Excerpt from a dataset:
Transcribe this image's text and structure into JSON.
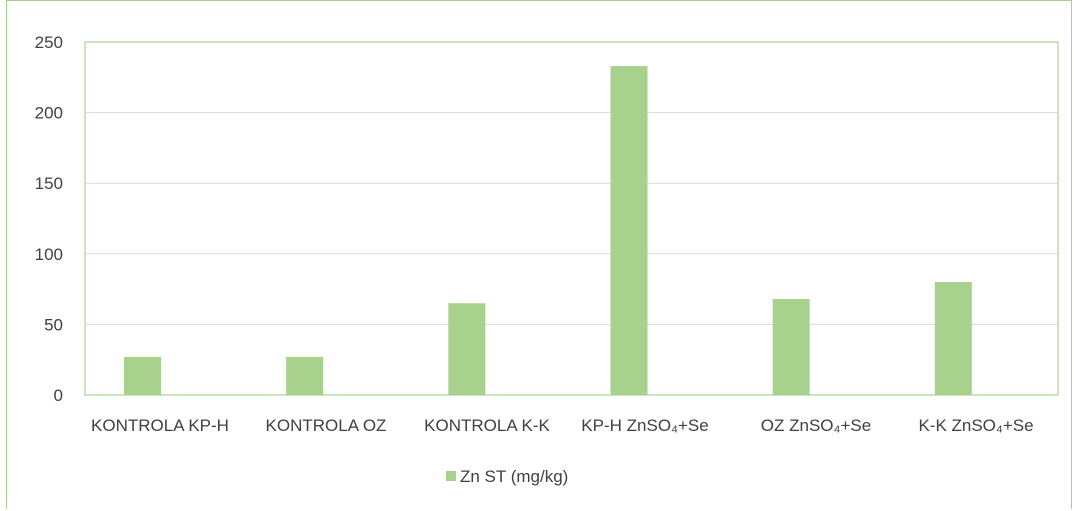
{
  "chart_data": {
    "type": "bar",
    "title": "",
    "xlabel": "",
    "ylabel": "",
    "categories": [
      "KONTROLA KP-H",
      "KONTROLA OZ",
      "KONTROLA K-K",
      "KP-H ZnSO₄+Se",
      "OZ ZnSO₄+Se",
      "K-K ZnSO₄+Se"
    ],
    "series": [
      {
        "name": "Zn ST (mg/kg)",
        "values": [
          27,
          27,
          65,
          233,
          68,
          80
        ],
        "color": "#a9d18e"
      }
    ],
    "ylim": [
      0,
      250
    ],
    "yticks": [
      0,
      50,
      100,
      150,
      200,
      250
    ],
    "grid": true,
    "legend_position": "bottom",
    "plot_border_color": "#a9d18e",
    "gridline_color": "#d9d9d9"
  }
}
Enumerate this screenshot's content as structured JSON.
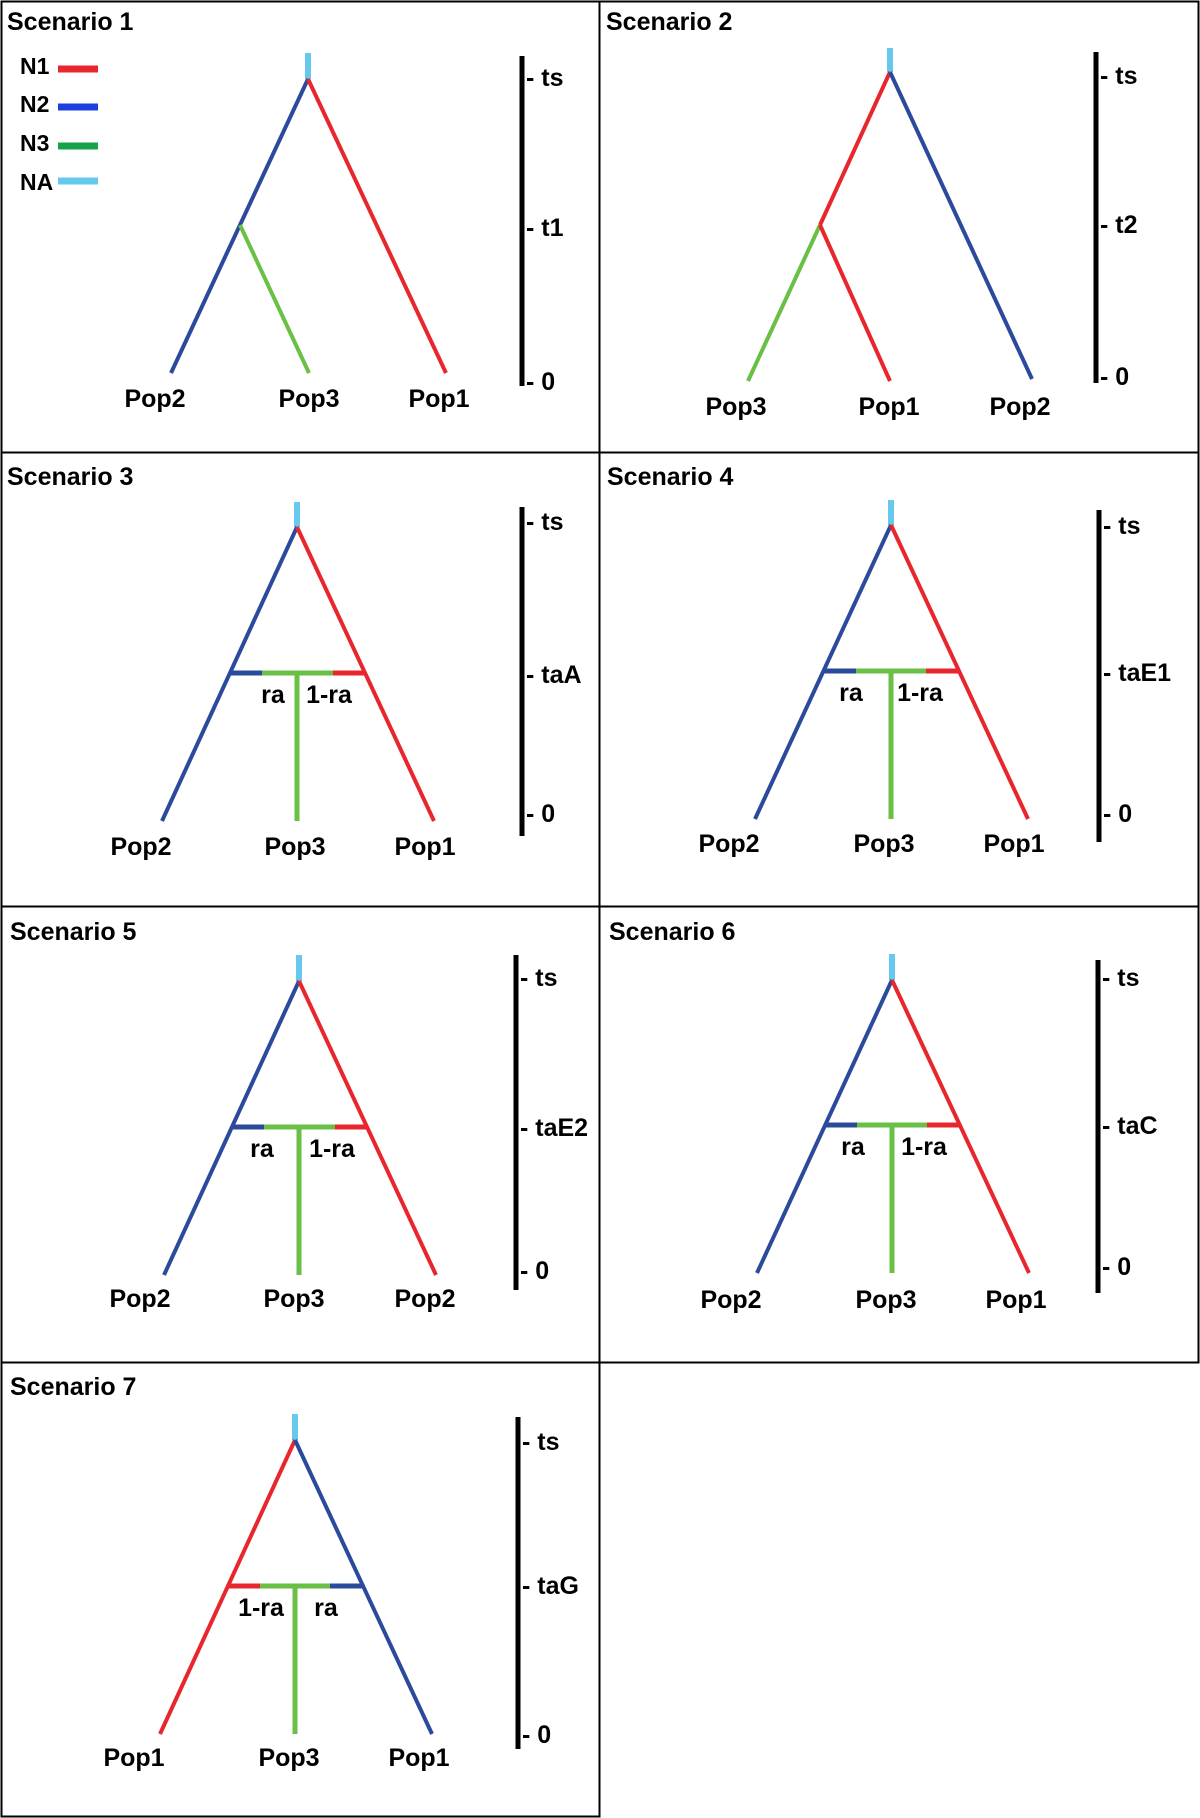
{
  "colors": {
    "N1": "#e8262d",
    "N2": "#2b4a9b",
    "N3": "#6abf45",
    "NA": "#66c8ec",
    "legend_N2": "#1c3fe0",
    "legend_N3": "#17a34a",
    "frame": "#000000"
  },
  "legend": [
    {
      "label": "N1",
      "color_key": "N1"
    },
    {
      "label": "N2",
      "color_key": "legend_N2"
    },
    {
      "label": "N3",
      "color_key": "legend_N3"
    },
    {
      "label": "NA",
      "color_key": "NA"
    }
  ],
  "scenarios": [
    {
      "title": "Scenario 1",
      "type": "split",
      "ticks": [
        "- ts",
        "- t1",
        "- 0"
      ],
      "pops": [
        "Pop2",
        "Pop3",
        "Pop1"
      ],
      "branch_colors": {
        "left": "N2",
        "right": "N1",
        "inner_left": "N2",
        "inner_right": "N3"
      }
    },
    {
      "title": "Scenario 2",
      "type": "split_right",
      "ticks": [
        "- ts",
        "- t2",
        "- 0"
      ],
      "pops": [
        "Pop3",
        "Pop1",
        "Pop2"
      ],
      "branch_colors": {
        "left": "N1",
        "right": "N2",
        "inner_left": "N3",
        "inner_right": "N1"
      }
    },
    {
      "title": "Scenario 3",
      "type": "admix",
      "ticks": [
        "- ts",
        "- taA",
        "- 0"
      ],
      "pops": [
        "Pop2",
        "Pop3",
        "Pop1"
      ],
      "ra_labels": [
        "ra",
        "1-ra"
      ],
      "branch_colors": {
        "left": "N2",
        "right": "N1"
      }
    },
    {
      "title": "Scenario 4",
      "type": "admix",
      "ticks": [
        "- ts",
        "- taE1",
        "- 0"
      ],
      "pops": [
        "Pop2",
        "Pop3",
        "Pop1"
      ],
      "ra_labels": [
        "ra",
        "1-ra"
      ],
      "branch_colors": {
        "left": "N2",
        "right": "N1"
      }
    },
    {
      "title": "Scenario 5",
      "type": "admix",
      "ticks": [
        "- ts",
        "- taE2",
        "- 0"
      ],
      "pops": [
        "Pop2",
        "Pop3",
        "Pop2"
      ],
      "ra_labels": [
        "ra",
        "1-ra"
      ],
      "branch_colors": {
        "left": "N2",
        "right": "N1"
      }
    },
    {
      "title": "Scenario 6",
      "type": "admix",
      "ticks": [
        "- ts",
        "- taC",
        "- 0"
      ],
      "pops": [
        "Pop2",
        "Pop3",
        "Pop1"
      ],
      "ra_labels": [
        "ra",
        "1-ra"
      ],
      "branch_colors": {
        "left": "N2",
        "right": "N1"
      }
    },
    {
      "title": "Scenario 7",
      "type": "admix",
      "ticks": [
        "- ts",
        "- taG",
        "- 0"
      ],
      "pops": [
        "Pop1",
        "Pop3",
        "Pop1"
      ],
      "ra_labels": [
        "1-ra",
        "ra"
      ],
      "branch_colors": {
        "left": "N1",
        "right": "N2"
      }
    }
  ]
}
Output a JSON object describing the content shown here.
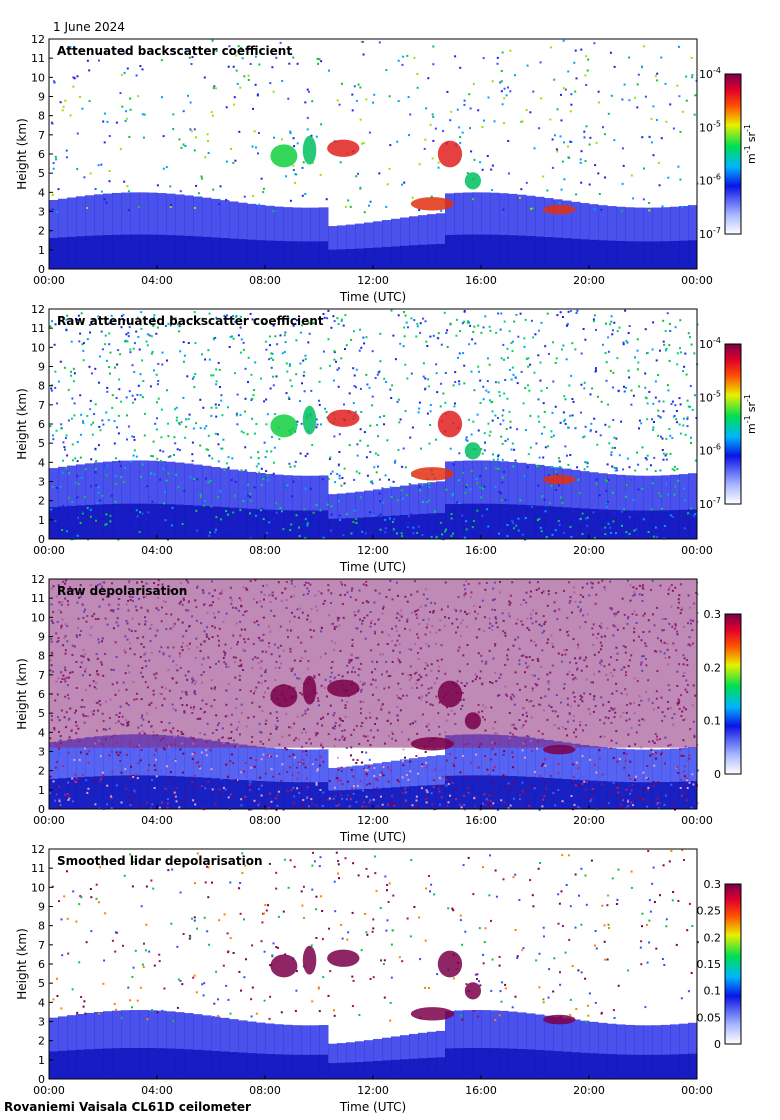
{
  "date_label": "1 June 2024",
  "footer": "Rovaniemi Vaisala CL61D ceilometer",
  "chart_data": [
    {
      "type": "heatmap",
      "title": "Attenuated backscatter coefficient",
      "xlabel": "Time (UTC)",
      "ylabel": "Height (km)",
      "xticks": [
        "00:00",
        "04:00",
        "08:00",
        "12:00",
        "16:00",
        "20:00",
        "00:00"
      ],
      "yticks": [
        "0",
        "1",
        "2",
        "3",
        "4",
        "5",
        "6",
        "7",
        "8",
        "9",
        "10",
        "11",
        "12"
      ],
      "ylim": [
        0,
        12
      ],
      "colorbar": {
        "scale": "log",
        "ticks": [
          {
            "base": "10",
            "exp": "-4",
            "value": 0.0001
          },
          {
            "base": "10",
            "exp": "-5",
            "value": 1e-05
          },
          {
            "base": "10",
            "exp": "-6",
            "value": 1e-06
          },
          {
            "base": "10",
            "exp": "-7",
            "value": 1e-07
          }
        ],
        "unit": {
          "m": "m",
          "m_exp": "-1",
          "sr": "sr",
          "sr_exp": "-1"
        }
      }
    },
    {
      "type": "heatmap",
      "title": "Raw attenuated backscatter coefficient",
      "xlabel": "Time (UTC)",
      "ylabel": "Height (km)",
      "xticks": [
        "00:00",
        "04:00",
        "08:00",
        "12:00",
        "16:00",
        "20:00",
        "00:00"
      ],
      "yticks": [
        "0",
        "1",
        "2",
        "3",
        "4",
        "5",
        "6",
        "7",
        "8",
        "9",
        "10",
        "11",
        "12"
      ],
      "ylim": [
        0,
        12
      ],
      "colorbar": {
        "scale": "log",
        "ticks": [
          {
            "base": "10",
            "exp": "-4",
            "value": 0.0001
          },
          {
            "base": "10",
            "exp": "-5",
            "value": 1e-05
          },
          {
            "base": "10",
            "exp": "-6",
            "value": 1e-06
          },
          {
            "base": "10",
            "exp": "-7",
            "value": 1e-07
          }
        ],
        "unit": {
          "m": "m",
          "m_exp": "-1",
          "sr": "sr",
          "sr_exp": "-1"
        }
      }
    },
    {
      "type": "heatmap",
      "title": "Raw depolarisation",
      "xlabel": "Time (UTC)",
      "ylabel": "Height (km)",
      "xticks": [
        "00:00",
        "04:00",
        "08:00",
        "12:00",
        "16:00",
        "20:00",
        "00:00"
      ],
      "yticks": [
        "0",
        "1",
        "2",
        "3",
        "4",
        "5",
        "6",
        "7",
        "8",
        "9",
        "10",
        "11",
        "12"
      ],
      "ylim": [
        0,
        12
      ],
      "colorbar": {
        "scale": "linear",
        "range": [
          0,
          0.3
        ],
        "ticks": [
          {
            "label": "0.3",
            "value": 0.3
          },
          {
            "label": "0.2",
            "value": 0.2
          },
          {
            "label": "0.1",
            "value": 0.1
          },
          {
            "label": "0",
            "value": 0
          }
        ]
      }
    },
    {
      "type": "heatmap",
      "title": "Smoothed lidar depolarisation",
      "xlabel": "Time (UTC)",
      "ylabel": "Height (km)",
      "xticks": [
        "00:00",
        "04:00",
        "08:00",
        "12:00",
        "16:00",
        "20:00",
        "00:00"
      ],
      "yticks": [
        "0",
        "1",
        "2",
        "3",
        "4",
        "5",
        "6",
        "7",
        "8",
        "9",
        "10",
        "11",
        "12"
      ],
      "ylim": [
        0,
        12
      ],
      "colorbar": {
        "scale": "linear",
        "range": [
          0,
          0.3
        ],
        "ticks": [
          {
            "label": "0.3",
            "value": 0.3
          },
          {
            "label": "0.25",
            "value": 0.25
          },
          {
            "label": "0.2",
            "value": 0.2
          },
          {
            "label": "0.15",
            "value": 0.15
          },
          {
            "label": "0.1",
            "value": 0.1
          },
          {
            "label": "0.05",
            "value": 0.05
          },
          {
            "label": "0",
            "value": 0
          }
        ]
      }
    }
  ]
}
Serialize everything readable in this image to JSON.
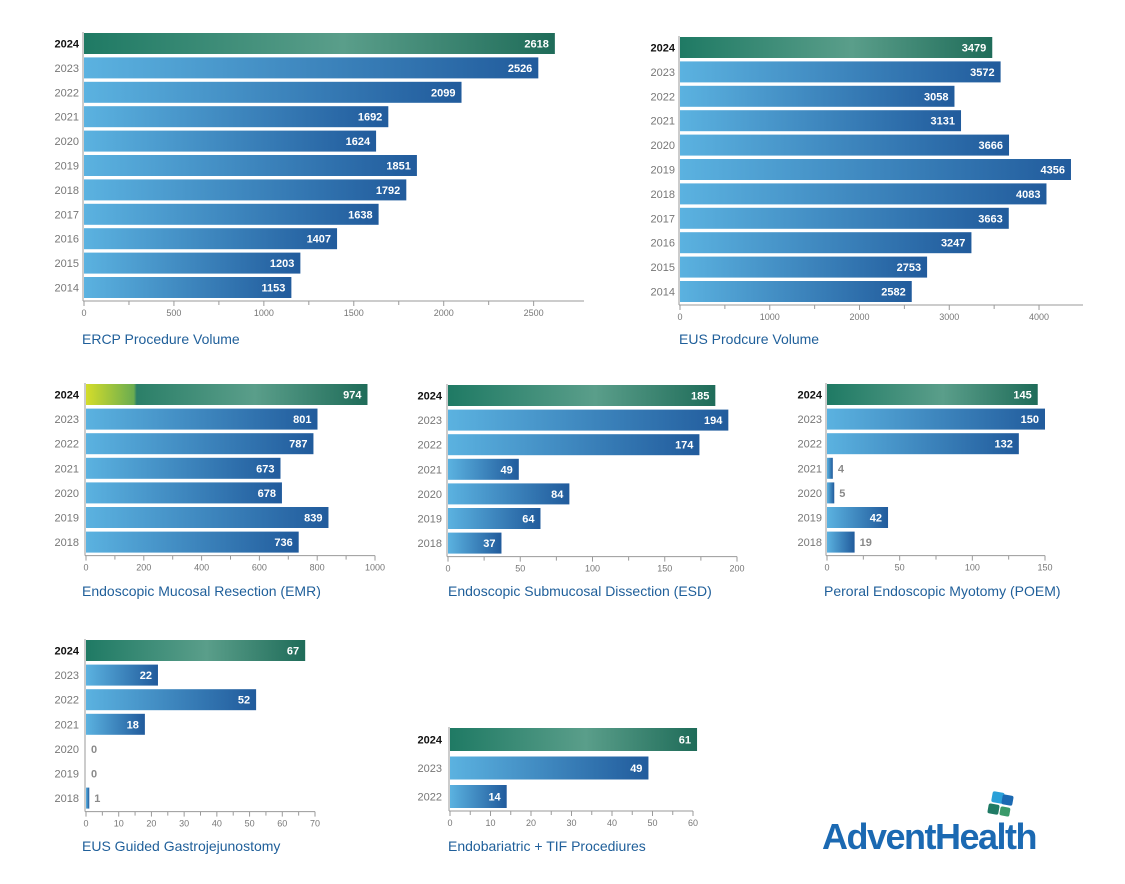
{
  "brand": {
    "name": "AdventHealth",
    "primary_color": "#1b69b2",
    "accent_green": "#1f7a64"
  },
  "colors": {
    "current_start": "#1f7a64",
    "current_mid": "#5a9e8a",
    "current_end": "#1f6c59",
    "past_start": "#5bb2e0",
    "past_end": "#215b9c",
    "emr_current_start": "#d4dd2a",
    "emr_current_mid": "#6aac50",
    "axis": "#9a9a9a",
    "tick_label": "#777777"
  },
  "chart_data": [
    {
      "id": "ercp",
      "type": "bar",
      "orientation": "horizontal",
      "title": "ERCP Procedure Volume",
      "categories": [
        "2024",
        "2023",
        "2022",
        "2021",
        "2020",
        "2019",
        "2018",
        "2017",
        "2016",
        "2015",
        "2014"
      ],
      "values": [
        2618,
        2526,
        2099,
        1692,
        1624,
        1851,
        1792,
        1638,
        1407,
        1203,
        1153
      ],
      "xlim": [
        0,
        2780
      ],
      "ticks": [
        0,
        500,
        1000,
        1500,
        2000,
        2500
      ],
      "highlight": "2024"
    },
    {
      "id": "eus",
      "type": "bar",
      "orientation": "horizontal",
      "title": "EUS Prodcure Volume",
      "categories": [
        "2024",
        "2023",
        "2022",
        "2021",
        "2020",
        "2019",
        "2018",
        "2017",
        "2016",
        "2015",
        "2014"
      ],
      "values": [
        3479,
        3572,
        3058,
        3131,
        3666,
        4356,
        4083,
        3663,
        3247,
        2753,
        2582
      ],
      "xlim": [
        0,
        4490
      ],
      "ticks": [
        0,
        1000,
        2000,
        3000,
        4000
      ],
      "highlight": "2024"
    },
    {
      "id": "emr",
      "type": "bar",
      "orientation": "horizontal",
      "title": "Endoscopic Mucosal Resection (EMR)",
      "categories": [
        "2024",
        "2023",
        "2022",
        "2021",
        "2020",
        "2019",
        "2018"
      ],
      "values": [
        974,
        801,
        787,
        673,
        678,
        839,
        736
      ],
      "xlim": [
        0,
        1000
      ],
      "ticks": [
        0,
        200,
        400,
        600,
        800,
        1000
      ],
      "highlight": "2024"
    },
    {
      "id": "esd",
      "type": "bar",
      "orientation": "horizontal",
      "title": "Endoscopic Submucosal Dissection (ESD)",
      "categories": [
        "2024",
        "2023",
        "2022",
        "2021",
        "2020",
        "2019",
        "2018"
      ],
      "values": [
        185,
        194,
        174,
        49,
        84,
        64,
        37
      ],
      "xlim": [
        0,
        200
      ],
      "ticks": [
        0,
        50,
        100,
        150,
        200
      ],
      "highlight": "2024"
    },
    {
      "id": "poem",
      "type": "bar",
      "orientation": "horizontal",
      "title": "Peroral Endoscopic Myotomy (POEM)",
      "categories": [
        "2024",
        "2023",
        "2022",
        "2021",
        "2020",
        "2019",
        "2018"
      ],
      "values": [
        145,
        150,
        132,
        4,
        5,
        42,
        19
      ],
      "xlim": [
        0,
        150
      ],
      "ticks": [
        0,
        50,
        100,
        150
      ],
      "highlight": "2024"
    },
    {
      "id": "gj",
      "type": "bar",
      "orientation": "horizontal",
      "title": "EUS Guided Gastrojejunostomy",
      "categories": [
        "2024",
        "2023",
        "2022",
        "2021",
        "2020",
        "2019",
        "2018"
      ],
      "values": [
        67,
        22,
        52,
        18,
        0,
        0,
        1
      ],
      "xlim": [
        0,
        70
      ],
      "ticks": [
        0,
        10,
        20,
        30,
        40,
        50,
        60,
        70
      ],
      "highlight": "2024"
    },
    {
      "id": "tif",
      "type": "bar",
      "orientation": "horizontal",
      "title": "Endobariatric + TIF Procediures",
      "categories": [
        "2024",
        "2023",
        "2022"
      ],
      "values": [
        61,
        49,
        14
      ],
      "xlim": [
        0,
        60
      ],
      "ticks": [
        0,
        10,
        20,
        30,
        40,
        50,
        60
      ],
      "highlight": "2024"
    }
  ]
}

Required work:
Locate all lines in the listing above with the word "KONTROLA" and copy them.

The answer:
      "KONTROLA KP-H",
      "KONTROLA OZ",
      "KONTROLA K-K",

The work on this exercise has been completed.